■ GIVEN REQUEST: Where a line holds the string "JSON", return that line.

■ Stored entries:

════════════════

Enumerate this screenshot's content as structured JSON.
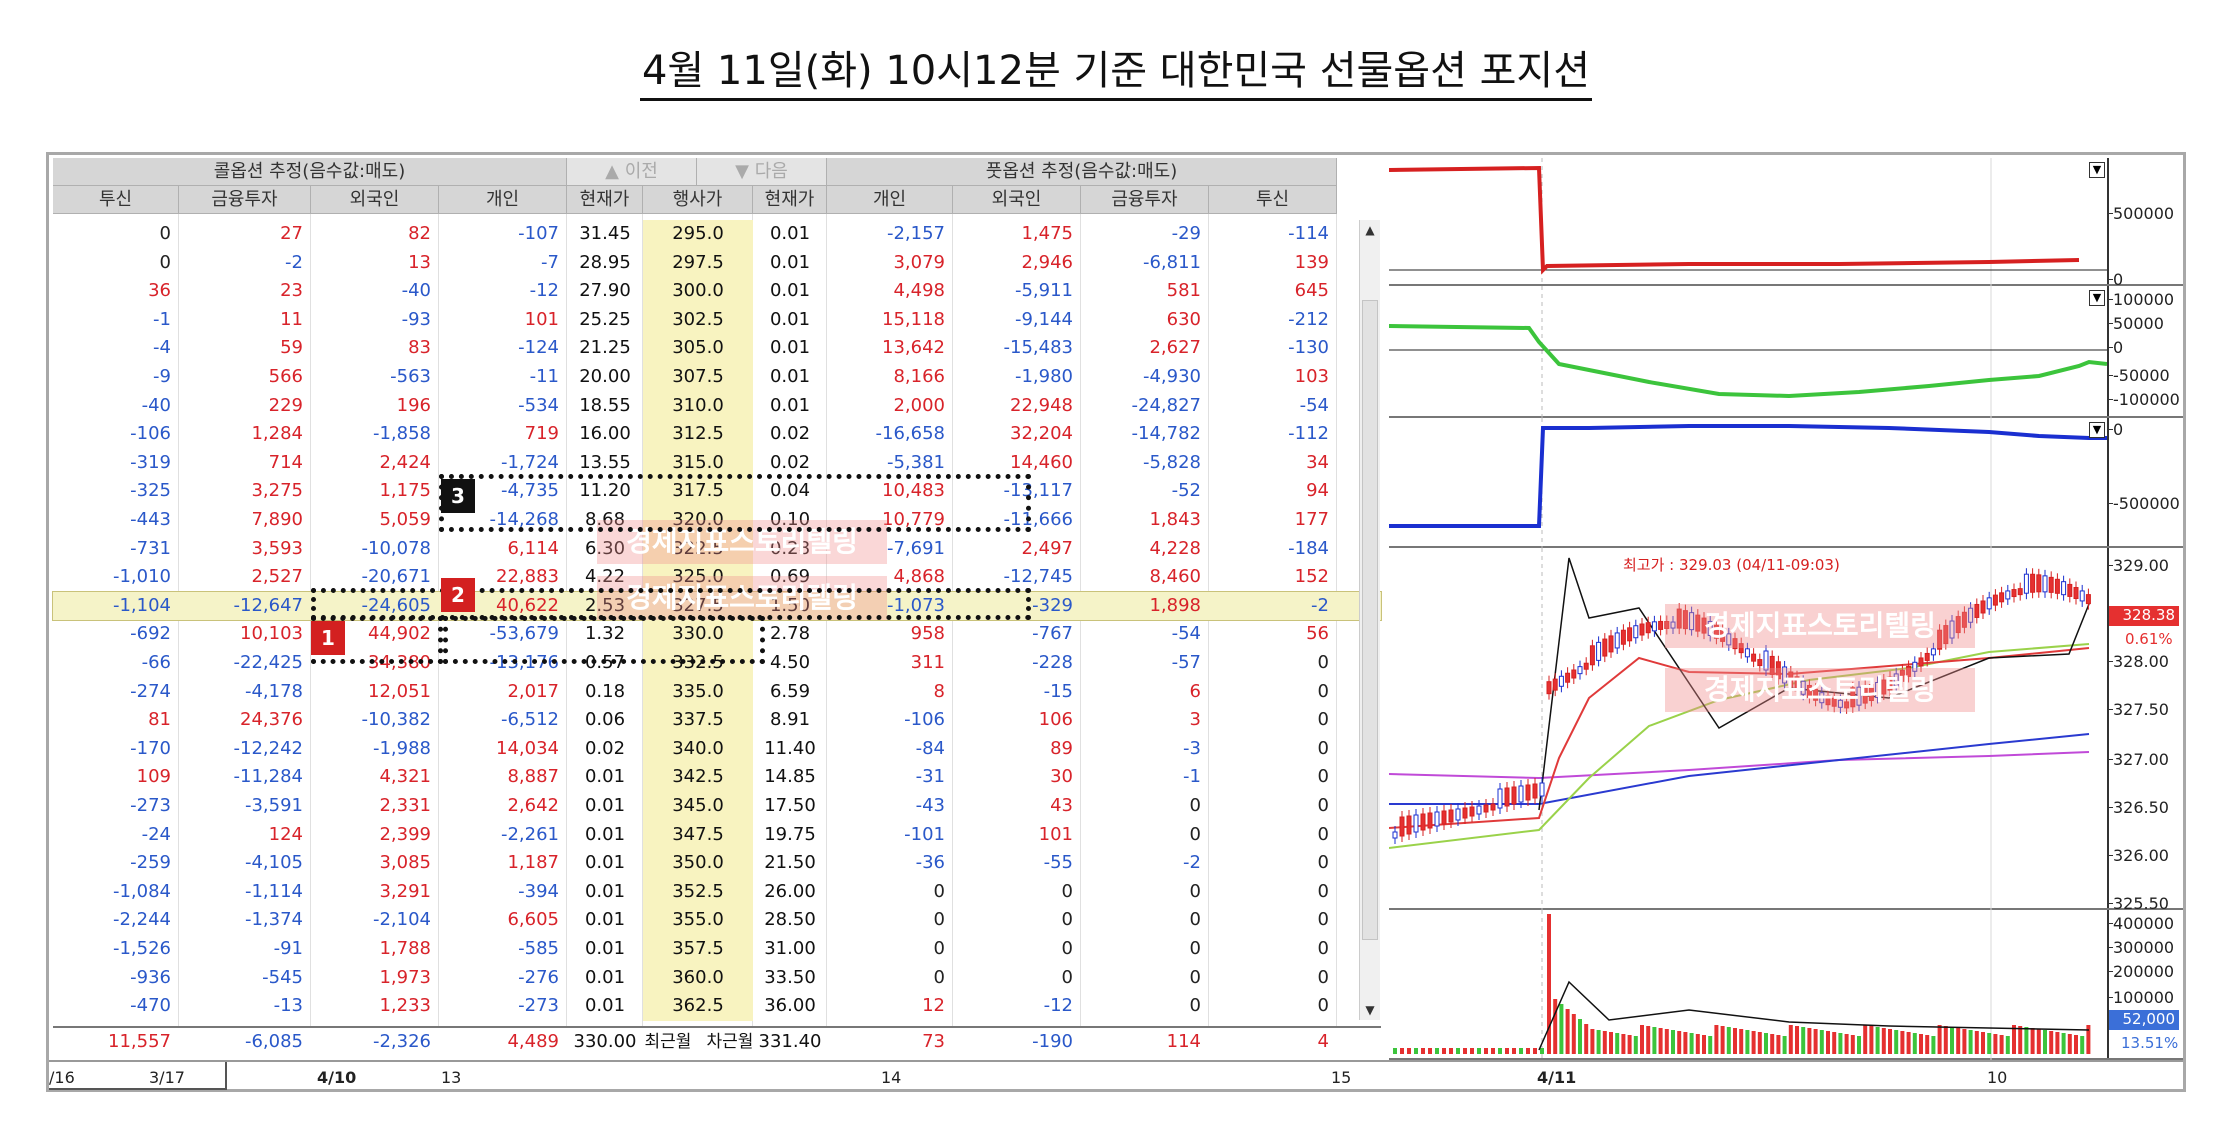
{
  "title": "4월 11일(화) 10시12분 기준 대한민국 선물옵션 포지션",
  "header": {
    "call_group": "콜옵션 추정(음수값:매도)",
    "put_group": "풋옵션 추정(음수값:매도)",
    "prev_btn": "이전",
    "next_btn": "다음",
    "call_cols": [
      "투신",
      "금융투자",
      "외국인",
      "개인"
    ],
    "mid_cols": [
      "현재가",
      "행사가",
      "현재가"
    ],
    "put_cols": [
      "개인",
      "외국인",
      "금융투자",
      "투신"
    ]
  },
  "rows": [
    {
      "c": [
        "0",
        "27",
        "82",
        "-107"
      ],
      "cp": "31.45",
      "k": "295.0",
      "pp": "0.01",
      "p": [
        "-2,157",
        "1,475",
        "-29",
        "-114"
      ]
    },
    {
      "c": [
        "0",
        "-2",
        "13",
        "-7"
      ],
      "cp": "28.95",
      "k": "297.5",
      "pp": "0.01",
      "p": [
        "3,079",
        "2,946",
        "-6,811",
        "139"
      ]
    },
    {
      "c": [
        "36",
        "23",
        "-40",
        "-12"
      ],
      "cp": "27.90",
      "k": "300.0",
      "pp": "0.01",
      "p": [
        "4,498",
        "-5,911",
        "581",
        "645"
      ]
    },
    {
      "c": [
        "-1",
        "11",
        "-93",
        "101"
      ],
      "cp": "25.25",
      "k": "302.5",
      "pp": "0.01",
      "p": [
        "15,118",
        "-9,144",
        "630",
        "-212"
      ]
    },
    {
      "c": [
        "-4",
        "59",
        "83",
        "-124"
      ],
      "cp": "21.25",
      "k": "305.0",
      "pp": "0.01",
      "p": [
        "13,642",
        "-15,483",
        "2,627",
        "-130"
      ]
    },
    {
      "c": [
        "-9",
        "566",
        "-563",
        "-11"
      ],
      "cp": "20.00",
      "k": "307.5",
      "pp": "0.01",
      "p": [
        "8,166",
        "-1,980",
        "-4,930",
        "103"
      ]
    },
    {
      "c": [
        "-40",
        "229",
        "196",
        "-534"
      ],
      "cp": "18.55",
      "k": "310.0",
      "pp": "0.01",
      "p": [
        "2,000",
        "22,948",
        "-24,827",
        "-54"
      ]
    },
    {
      "c": [
        "-106",
        "1,284",
        "-1,858",
        "719"
      ],
      "cp": "16.00",
      "k": "312.5",
      "pp": "0.02",
      "p": [
        "-16,658",
        "32,204",
        "-14,782",
        "-112"
      ]
    },
    {
      "c": [
        "-319",
        "714",
        "2,424",
        "-1,724"
      ],
      "cp": "13.55",
      "k": "315.0",
      "pp": "0.02",
      "p": [
        "-5,381",
        "14,460",
        "-5,828",
        "34"
      ]
    },
    {
      "c": [
        "-325",
        "3,275",
        "1,175",
        "-4,735"
      ],
      "cp": "11.20",
      "k": "317.5",
      "pp": "0.04",
      "p": [
        "10,483",
        "-13,117",
        "-52",
        "94"
      ]
    },
    {
      "c": [
        "-443",
        "7,890",
        "5,059",
        "-14,268"
      ],
      "cp": "8.68",
      "k": "320.0",
      "pp": "0.10",
      "p": [
        "10,779",
        "-11,666",
        "1,843",
        "177"
      ]
    },
    {
      "c": [
        "-731",
        "3,593",
        "-10,078",
        "6,114"
      ],
      "cp": "6.30",
      "k": "322.5",
      "pp": "0.28",
      "p": [
        "-7,691",
        "2,497",
        "4,228",
        "-184"
      ]
    },
    {
      "c": [
        "-1,010",
        "2,527",
        "-20,671",
        "22,883"
      ],
      "cp": "4.22",
      "k": "325.0",
      "pp": "0.69",
      "p": [
        "4,868",
        "-12,745",
        "8,460",
        "152"
      ]
    },
    {
      "c": [
        "-1,104",
        "-12,647",
        "-24,605",
        "40,622"
      ],
      "cp": "2.53",
      "k": "327.5",
      "pp": "1.50",
      "p": [
        "-1,073",
        "-329",
        "1,898",
        "-2"
      ],
      "atm": true
    },
    {
      "c": [
        "-692",
        "10,103",
        "44,902",
        "-53,679"
      ],
      "cp": "1.32",
      "k": "330.0",
      "pp": "2.78",
      "p": [
        "958",
        "-767",
        "-54",
        "56"
      ]
    },
    {
      "c": [
        "-66",
        "-22,425",
        "34,380",
        "-13,176"
      ],
      "cp": "0.57",
      "k": "332.5",
      "pp": "4.50",
      "p": [
        "311",
        "-228",
        "-57",
        "0"
      ]
    },
    {
      "c": [
        "-274",
        "-4,178",
        "12,051",
        "2,017"
      ],
      "cp": "0.18",
      "k": "335.0",
      "pp": "6.59",
      "p": [
        "8",
        "-15",
        "6",
        "0"
      ]
    },
    {
      "c": [
        "81",
        "24,376",
        "-10,382",
        "-6,512"
      ],
      "cp": "0.06",
      "k": "337.5",
      "pp": "8.91",
      "p": [
        "-106",
        "106",
        "3",
        "0"
      ]
    },
    {
      "c": [
        "-170",
        "-12,242",
        "-1,988",
        "14,034"
      ],
      "cp": "0.02",
      "k": "340.0",
      "pp": "11.40",
      "p": [
        "-84",
        "89",
        "-3",
        "0"
      ]
    },
    {
      "c": [
        "109",
        "-11,284",
        "4,321",
        "8,887"
      ],
      "cp": "0.01",
      "k": "342.5",
      "pp": "14.85",
      "p": [
        "-31",
        "30",
        "-1",
        "0"
      ]
    },
    {
      "c": [
        "-273",
        "-3,591",
        "2,331",
        "2,642"
      ],
      "cp": "0.01",
      "k": "345.0",
      "pp": "17.50",
      "p": [
        "-43",
        "43",
        "0",
        "0"
      ]
    },
    {
      "c": [
        "-24",
        "124",
        "2,399",
        "-2,261"
      ],
      "cp": "0.01",
      "k": "347.5",
      "pp": "19.75",
      "p": [
        "-101",
        "101",
        "0",
        "0"
      ]
    },
    {
      "c": [
        "-259",
        "-4,105",
        "3,085",
        "1,187"
      ],
      "cp": "0.01",
      "k": "350.0",
      "pp": "21.50",
      "p": [
        "-36",
        "-55",
        "-2",
        "0"
      ]
    },
    {
      "c": [
        "-1,084",
        "-1,114",
        "3,291",
        "-394"
      ],
      "cp": "0.01",
      "k": "352.5",
      "pp": "26.00",
      "p": [
        "0",
        "0",
        "0",
        "0"
      ]
    },
    {
      "c": [
        "-2,244",
        "-1,374",
        "-2,104",
        "6,605"
      ],
      "cp": "0.01",
      "k": "355.0",
      "pp": "28.50",
      "p": [
        "0",
        "0",
        "0",
        "0"
      ]
    },
    {
      "c": [
        "-1,526",
        "-91",
        "1,788",
        "-585"
      ],
      "cp": "0.01",
      "k": "357.5",
      "pp": "31.00",
      "p": [
        "0",
        "0",
        "0",
        "0"
      ]
    },
    {
      "c": [
        "-936",
        "-545",
        "1,973",
        "-276"
      ],
      "cp": "0.01",
      "k": "360.0",
      "pp": "33.50",
      "p": [
        "0",
        "0",
        "0",
        "0"
      ]
    },
    {
      "c": [
        "-470",
        "-13",
        "1,233",
        "-273"
      ],
      "cp": "0.01",
      "k": "362.5",
      "pp": "36.00",
      "p": [
        "12",
        "-12",
        "0",
        "0"
      ]
    }
  ],
  "summary": {
    "c": [
      "11,557",
      "-6,085",
      "-2,326",
      "4,489"
    ],
    "cp": "330.00",
    "k1": "최근월",
    "k2": "차근월",
    "pp": "331.40",
    "p": [
      "73",
      "-190",
      "114",
      "4"
    ]
  },
  "time_axis": [
    "/16",
    "3/17",
    "4/10",
    "13",
    "14",
    "15",
    "4/11",
    "10"
  ],
  "markers": [
    "1",
    "2",
    "3"
  ],
  "watermark": "경제지표스토리텔링",
  "colors": {
    "positive": "#d8232a",
    "negative": "#2a58c9",
    "header_bg": "#d6d6d6",
    "atm_row": "#f5f3c8",
    "strike_bg": "#f8f3c0",
    "marker_red": "#d32020",
    "marker_black": "#111111"
  },
  "charts": {
    "panel1": {
      "ticks": [
        "500000",
        "0"
      ]
    },
    "panel2": {
      "ticks": [
        "100000",
        "50000",
        "0",
        "-50000",
        "-100000"
      ]
    },
    "panel3": {
      "ticks": [
        "0",
        "-500000"
      ]
    },
    "price": {
      "ticks": [
        "329.00",
        "328.50",
        "328.00",
        "327.50",
        "327.00",
        "326.50",
        "326.00",
        "325.50"
      ],
      "high_label": "최고가 : 329.03 (04/11-09:03)",
      "last_price": "328.38",
      "change_pct": "0.61%"
    },
    "volume": {
      "ticks": [
        "400000",
        "300000",
        "200000",
        "100000"
      ],
      "last_volume": "52,000",
      "volume_pct": "13.51%"
    }
  }
}
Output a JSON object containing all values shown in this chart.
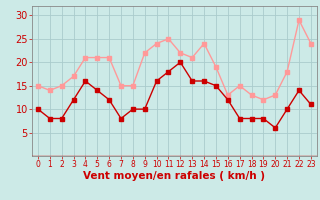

════════════════

■ SOLUTION TO THE PROBLEM:
Enumerate this screenshot's content as structured JSON.
Output a JSON object containing all values shown in this chart.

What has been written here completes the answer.